Brief. Starting at the line that holds "OCR this image.", copy every line exactly through the end of the data, and no others.

Extracted records.
=====
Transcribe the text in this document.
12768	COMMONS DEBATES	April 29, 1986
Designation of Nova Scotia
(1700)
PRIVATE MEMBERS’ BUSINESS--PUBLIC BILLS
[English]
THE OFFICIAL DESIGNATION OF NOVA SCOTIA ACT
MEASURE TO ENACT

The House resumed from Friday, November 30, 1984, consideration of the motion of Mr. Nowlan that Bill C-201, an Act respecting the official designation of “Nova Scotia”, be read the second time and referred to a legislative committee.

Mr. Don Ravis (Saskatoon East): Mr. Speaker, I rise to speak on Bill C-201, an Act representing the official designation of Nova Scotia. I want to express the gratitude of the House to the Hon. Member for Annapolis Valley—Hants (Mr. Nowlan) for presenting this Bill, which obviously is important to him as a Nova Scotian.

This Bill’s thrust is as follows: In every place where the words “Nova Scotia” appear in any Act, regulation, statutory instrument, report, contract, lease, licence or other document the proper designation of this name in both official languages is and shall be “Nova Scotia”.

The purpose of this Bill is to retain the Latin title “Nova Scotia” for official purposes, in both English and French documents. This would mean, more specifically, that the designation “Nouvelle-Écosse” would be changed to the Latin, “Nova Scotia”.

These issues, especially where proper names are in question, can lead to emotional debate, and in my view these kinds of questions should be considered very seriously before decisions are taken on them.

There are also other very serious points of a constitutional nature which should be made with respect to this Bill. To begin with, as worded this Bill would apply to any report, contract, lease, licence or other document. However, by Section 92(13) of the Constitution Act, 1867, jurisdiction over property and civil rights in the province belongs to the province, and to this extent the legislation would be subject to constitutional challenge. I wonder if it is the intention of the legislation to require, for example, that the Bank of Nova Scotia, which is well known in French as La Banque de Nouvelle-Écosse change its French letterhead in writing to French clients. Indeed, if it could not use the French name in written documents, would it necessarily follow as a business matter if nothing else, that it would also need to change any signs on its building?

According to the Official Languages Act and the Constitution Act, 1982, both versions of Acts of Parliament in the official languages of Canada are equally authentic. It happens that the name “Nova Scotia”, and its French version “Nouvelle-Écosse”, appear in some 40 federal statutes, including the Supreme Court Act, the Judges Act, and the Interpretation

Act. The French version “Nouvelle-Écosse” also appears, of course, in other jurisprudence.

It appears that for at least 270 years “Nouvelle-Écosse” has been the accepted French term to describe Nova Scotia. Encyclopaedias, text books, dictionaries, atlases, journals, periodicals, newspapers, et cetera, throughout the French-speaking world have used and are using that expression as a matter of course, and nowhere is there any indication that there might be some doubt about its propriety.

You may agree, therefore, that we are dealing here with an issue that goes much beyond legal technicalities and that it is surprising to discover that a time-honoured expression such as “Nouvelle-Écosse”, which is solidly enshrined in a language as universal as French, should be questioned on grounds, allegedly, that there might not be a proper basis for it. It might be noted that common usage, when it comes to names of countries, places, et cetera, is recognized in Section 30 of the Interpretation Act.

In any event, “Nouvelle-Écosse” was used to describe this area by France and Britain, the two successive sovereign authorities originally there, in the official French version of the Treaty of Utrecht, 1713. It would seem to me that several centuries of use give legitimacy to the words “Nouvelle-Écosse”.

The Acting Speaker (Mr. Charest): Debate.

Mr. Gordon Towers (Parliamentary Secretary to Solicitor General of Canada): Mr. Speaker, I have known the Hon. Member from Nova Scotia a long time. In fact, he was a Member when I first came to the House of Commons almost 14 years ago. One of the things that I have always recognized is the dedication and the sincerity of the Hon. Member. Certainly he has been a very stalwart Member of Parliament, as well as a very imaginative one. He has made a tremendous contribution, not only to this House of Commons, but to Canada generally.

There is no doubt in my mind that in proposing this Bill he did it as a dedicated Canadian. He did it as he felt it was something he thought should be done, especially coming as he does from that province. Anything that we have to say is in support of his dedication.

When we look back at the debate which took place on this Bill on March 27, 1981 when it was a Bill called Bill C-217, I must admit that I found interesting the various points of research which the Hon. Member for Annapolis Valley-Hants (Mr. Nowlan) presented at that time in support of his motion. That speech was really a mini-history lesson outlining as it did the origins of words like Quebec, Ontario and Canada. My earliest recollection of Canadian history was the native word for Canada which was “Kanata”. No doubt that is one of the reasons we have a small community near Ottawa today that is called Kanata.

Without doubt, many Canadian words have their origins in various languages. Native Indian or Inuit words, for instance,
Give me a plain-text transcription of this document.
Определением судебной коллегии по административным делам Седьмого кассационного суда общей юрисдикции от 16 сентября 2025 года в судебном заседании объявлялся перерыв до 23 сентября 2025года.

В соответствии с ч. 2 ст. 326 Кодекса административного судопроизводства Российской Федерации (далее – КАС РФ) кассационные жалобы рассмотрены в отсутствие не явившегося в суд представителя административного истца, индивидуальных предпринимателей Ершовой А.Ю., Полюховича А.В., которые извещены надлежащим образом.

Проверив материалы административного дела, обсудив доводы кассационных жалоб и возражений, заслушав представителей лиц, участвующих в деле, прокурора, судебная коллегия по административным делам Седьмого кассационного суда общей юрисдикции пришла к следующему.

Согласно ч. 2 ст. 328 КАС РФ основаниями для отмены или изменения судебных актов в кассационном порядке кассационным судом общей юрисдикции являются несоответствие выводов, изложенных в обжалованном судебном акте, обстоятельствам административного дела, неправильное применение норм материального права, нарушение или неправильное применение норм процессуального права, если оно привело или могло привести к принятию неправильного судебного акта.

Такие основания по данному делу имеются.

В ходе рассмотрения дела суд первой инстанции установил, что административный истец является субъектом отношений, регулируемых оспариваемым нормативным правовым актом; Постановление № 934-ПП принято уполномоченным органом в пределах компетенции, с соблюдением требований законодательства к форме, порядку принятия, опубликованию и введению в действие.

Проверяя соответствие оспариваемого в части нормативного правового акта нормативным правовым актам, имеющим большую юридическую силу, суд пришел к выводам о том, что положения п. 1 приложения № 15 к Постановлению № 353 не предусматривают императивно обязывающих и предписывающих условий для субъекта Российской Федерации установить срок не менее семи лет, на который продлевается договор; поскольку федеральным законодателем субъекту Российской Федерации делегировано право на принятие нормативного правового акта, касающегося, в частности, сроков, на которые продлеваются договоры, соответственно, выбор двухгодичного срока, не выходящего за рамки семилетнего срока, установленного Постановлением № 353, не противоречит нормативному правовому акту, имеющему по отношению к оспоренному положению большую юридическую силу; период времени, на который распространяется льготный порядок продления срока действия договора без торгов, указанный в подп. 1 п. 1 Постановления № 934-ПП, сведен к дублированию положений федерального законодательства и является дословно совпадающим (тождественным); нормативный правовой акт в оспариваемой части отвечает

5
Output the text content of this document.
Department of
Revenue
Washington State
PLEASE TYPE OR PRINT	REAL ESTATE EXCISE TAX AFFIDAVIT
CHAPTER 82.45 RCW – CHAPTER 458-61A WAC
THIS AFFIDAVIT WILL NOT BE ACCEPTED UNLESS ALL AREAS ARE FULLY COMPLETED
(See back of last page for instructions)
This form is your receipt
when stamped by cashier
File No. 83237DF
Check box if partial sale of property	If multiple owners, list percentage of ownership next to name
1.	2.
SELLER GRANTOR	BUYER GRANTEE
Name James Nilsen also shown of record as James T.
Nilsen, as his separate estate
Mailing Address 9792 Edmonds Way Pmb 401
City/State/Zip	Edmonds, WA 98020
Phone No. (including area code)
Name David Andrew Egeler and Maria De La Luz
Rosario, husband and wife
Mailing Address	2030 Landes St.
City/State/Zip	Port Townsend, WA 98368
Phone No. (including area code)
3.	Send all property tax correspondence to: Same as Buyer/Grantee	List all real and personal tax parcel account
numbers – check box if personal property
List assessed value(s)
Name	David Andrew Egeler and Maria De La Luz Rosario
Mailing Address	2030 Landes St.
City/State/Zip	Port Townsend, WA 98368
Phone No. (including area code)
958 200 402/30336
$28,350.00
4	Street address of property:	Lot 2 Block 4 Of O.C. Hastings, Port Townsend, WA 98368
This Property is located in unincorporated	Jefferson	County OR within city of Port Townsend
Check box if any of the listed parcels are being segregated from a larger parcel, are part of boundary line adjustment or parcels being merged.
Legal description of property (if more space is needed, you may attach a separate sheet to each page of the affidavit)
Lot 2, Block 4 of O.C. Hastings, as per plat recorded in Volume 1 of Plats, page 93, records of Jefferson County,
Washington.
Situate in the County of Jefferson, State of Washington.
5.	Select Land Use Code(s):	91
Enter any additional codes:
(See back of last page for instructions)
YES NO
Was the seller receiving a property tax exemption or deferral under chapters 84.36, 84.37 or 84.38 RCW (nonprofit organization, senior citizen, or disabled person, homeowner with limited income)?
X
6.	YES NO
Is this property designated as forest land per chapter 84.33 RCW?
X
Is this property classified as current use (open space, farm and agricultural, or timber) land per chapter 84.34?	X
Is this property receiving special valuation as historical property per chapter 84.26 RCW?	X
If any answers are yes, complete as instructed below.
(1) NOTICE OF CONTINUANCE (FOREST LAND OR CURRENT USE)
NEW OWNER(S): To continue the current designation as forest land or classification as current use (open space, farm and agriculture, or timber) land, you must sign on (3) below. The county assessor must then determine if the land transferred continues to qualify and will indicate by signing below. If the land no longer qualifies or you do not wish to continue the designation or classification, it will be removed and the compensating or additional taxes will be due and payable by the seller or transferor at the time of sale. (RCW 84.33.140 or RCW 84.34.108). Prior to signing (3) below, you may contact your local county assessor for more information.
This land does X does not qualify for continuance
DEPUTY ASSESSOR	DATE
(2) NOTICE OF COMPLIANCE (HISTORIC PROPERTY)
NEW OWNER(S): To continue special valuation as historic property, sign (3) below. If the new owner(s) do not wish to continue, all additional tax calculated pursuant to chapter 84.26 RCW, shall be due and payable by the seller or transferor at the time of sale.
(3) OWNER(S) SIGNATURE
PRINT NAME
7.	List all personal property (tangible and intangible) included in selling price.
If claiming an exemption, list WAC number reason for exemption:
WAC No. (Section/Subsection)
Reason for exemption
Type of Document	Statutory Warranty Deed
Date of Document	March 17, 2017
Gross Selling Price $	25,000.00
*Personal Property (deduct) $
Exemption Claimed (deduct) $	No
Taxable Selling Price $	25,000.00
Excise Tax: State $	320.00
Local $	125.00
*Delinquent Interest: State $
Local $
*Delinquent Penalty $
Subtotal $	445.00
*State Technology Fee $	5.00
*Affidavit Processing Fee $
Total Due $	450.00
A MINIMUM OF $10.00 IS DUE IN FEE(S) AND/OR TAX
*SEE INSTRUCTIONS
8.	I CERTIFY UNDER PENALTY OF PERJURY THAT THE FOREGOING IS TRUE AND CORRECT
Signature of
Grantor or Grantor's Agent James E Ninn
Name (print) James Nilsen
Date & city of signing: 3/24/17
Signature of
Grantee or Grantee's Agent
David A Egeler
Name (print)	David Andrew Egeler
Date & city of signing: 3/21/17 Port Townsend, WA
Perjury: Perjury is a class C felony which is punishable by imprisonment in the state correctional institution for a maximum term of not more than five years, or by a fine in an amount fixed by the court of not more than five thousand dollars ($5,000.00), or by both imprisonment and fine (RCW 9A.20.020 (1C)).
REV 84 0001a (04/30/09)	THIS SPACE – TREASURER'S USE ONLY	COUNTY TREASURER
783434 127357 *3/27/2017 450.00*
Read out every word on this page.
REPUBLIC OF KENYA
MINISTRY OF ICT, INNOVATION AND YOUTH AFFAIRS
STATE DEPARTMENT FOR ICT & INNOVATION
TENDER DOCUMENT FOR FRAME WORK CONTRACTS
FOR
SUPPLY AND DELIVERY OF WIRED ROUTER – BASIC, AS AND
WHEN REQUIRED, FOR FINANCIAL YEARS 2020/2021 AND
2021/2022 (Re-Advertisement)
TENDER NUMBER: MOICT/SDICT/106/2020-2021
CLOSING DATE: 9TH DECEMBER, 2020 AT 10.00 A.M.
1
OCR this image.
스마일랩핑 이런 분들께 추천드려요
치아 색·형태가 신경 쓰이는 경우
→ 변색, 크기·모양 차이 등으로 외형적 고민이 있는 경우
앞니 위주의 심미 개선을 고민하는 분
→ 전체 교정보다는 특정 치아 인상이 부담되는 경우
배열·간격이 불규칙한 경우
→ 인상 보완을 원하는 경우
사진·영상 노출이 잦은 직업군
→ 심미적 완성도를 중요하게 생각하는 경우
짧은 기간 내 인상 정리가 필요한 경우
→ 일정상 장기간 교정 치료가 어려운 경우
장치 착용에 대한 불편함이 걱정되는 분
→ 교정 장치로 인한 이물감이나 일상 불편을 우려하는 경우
=====
Answer to the problem.
OCR this image.
스마일랩핑 이런 분들께 추천드려요
치아 색·형태가 신경 쓰이는 경우
→ 변색, 크기·모양 차이 등으로 외형적 고민이 있는 경우
앞니 위주의 심미 개선을 고민하는 분
→ 전체 교정보다는 특정 치아 인상이 부담되는 경우
배열·간격이 불규칙한 경우
→ 인상 보완을 원하는 경우
사진·영상 노출이 잦은 직업군
→ 심미적 완성도를 중요하게 생각하는 경우
짧은 기간 내 인상 정리가 필요한 경우
→ 일정상 장기간 교정 치료가 어려운 경우
장치 착용에 대한 불편함이 걱정되는 분
→ 교정 장치로 인한 이물감이나 일상 불편을 우려하는 경우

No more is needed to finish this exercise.